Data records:
******************************

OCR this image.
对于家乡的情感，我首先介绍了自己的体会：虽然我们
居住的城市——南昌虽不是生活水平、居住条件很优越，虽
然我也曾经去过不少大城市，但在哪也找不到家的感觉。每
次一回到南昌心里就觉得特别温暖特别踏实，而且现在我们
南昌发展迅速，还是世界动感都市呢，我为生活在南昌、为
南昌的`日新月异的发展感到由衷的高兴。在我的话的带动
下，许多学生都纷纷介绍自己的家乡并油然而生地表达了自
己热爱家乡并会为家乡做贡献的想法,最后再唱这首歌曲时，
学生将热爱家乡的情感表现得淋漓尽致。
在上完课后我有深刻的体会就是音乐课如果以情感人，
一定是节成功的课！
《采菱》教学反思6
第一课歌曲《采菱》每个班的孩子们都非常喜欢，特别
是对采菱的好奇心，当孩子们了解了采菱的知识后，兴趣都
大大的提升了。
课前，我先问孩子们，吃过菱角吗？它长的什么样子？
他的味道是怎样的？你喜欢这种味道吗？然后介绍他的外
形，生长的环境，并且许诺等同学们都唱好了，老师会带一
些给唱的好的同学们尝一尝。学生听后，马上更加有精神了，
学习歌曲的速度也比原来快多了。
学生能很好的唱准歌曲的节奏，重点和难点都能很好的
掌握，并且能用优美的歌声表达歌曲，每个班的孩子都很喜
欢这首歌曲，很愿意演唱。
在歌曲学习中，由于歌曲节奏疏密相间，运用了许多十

******************************

## SET EXERCISE
Restate every record exactly, leaving nothing out.

## FULL ANSWER
OCR this image.
对于家乡的情感，我首先介绍了自己的体会：虽然我们
居住的城市——南昌虽不是生活水平、居住条件很优越，虽
然我也曾经去过不少大城市，但在哪也找不到家的感觉。每
次一回到南昌心里就觉得特别温暖特别踏实，而且现在我们
南昌发展迅速，还是世界动感都市呢，我为生活在南昌、为
南昌的`日新月异的发展感到由衷的高兴。在我的话的带动
下，许多学生都纷纷介绍自己的家乡并油然而生地表达了自
己热爱家乡并会为家乡做贡献的想法,最后再唱这首歌曲时，
学生将热爱家乡的情感表现得淋漓尽致。
在上完课后我有深刻的体会就是音乐课如果以情感人，
一定是节成功的课！
《采菱》教学反思6
第一课歌曲《采菱》每个班的孩子们都非常喜欢，特别
是对采菱的好奇心，当孩子们了解了采菱的知识后，兴趣都
大大的提升了。
课前，我先问孩子们，吃过菱角吗？它长的什么样子？
他的味道是怎样的？你喜欢这种味道吗？然后介绍他的外
形，生长的环境，并且许诺等同学们都唱好了，老师会带一
些给唱的好的同学们尝一尝。学生听后，马上更加有精神了，
学习歌曲的速度也比原来快多了。
学生能很好的唱准歌曲的节奏，重点和难点都能很好的
掌握，并且能用优美的歌声表达歌曲，每个班的孩子都很喜
欢这首歌曲，很愿意演唱。
在歌曲学习中，由于歌曲节奏疏密相间，运用了许多十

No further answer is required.